PROBLEM REQUIREMENTS ▸
Collect all lines containing the word "Dutch" from the data.

>> begin SOURCE DATA

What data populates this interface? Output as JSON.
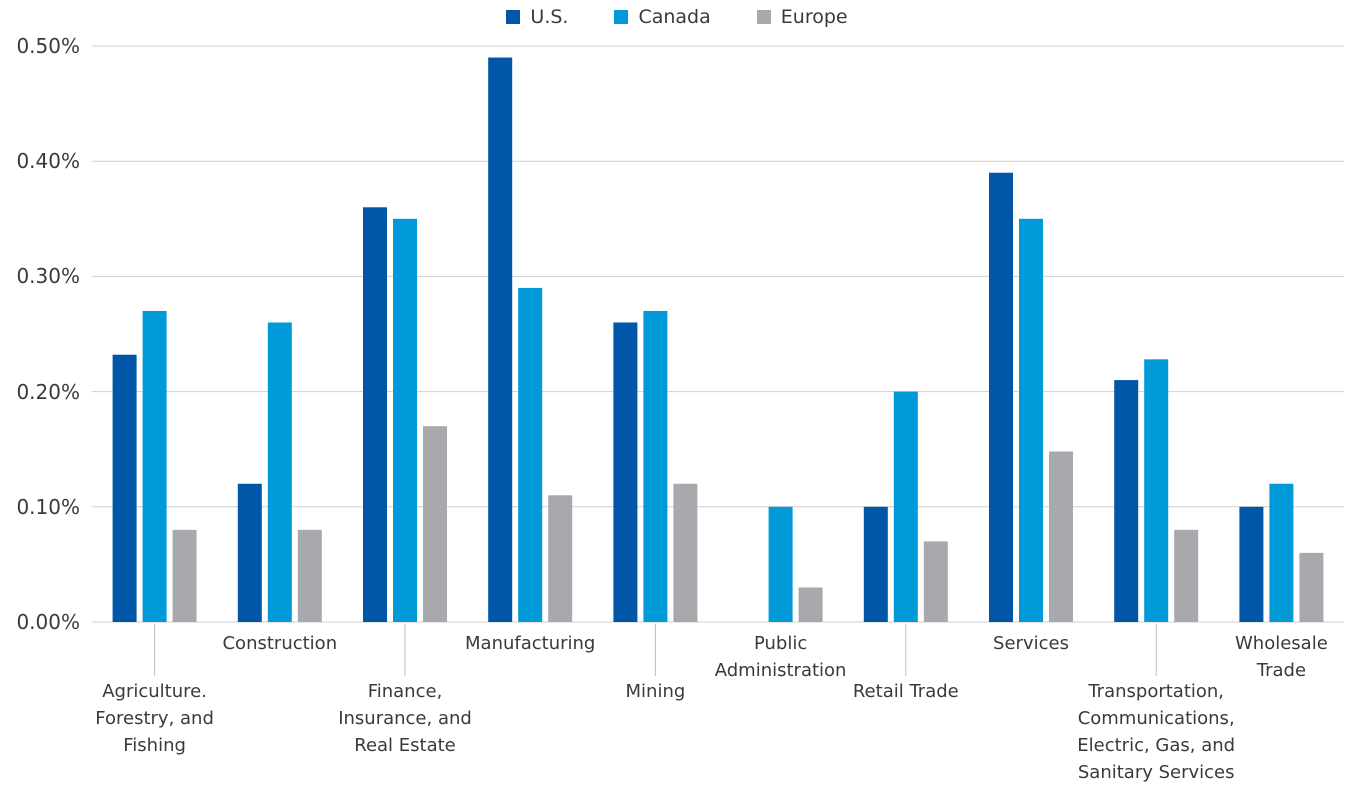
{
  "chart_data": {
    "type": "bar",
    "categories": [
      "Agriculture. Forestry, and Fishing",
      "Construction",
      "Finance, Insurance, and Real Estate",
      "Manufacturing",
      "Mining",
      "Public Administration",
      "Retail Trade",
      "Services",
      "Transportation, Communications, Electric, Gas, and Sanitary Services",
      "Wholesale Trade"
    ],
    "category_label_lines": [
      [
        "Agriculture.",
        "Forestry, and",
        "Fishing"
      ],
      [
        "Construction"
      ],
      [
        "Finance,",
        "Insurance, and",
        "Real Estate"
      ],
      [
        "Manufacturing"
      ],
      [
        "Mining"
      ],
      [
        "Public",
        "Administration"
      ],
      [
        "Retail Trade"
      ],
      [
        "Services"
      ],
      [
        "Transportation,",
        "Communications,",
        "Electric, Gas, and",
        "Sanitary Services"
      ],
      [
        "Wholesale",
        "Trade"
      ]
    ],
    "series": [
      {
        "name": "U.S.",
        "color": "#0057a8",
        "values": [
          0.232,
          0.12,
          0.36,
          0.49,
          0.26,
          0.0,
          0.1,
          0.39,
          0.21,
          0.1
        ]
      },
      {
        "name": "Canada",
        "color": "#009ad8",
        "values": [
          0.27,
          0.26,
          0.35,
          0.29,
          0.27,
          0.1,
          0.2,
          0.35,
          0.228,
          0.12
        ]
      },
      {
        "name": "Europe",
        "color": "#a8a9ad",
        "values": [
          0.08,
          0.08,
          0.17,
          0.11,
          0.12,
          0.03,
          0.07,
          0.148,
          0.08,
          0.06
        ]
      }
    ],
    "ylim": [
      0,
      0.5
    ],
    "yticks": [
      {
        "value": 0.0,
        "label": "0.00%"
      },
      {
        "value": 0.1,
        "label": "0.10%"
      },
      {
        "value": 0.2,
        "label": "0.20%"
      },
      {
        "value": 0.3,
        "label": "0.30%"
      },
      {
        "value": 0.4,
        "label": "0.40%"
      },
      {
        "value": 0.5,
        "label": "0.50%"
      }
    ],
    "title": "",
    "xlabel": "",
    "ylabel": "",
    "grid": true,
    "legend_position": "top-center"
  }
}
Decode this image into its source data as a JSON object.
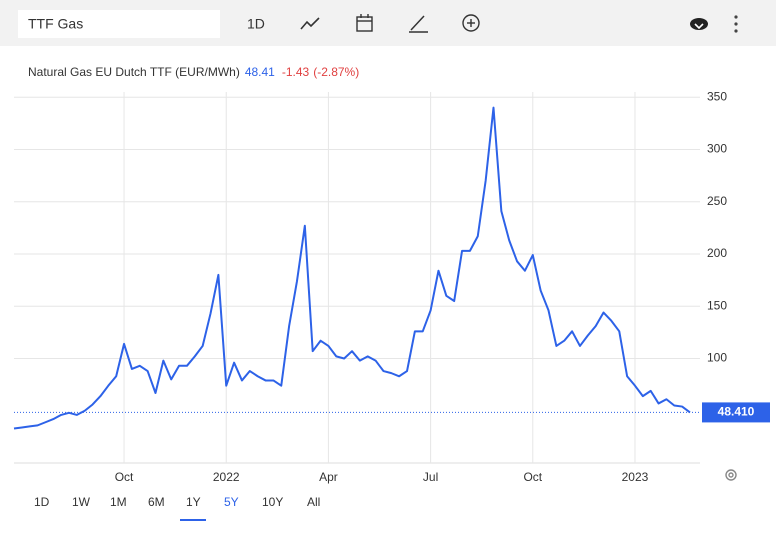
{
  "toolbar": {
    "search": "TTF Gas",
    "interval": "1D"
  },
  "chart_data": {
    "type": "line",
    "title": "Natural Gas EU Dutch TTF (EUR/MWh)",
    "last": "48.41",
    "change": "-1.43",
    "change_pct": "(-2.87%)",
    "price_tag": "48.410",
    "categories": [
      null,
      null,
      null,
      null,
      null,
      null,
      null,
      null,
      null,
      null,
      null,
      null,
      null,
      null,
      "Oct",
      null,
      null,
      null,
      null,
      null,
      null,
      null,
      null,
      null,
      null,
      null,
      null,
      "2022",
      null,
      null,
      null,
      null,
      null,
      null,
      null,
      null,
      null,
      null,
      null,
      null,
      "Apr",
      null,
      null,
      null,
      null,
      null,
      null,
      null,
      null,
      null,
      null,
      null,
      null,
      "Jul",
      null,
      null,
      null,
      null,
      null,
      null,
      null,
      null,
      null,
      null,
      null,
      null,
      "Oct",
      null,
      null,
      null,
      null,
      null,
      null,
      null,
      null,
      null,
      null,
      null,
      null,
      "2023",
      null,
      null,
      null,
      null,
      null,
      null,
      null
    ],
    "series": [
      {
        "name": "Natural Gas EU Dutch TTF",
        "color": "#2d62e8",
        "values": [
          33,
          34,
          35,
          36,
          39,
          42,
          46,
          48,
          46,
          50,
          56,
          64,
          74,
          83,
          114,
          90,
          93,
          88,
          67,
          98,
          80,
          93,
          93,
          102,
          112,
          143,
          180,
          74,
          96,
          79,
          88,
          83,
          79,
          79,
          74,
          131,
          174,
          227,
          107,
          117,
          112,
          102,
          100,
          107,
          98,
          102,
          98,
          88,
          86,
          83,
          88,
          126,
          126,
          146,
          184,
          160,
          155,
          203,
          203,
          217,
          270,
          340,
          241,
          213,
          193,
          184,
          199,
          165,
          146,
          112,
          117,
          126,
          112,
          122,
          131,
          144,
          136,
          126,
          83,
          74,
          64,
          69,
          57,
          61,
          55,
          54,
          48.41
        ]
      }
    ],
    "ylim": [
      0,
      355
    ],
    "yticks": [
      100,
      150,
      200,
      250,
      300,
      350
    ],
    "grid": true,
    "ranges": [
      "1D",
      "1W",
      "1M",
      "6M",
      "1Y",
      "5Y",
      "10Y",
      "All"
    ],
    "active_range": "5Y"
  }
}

>> end SOURCE DATA

RESULT ▸
    "title": "Natural Gas EU Dutch TTF (EUR/MWh)",
        "name": "Natural Gas EU Dutch TTF",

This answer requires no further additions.